* **Material to process**:
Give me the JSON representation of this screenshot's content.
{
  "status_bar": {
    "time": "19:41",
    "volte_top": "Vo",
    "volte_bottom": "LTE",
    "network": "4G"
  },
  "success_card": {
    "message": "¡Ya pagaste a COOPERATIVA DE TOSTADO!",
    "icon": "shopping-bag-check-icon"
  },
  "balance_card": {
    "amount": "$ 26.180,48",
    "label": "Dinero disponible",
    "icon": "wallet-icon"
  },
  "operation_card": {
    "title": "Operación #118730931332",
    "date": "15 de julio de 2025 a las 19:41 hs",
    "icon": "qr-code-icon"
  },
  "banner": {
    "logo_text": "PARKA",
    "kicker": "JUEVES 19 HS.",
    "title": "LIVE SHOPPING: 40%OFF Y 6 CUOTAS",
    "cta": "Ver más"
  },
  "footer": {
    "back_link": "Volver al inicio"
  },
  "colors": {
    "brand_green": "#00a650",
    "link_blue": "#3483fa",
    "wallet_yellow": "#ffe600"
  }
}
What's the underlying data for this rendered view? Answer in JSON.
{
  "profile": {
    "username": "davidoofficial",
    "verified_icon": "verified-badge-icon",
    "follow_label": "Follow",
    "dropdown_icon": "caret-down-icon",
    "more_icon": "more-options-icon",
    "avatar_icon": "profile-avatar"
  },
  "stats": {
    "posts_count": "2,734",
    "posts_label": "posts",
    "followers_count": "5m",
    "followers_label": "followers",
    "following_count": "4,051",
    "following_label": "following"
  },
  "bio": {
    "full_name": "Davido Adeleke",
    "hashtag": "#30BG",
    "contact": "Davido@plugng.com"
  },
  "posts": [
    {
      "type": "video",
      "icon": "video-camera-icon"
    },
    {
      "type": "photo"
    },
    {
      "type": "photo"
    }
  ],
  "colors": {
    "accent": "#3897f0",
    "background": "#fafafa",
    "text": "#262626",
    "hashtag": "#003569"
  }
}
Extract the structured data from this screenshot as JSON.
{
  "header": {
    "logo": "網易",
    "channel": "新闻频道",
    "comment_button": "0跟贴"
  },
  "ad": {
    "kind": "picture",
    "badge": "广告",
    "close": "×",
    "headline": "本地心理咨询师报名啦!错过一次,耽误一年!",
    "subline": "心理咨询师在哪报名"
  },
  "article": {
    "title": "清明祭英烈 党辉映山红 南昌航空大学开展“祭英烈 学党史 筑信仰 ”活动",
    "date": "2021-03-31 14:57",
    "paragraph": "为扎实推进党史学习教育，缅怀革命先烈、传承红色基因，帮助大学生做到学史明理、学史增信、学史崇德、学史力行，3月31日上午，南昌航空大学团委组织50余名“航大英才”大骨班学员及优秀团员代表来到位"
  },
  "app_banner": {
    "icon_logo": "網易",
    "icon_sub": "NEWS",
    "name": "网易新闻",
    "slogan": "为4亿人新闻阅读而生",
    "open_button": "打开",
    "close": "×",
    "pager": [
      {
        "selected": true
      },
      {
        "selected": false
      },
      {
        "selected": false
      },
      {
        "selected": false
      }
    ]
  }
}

* **Task instructions**: Report the number of lines in the entries above that include the string "screenshot". Give nothing but the number.

* **Answer to the problem**: 2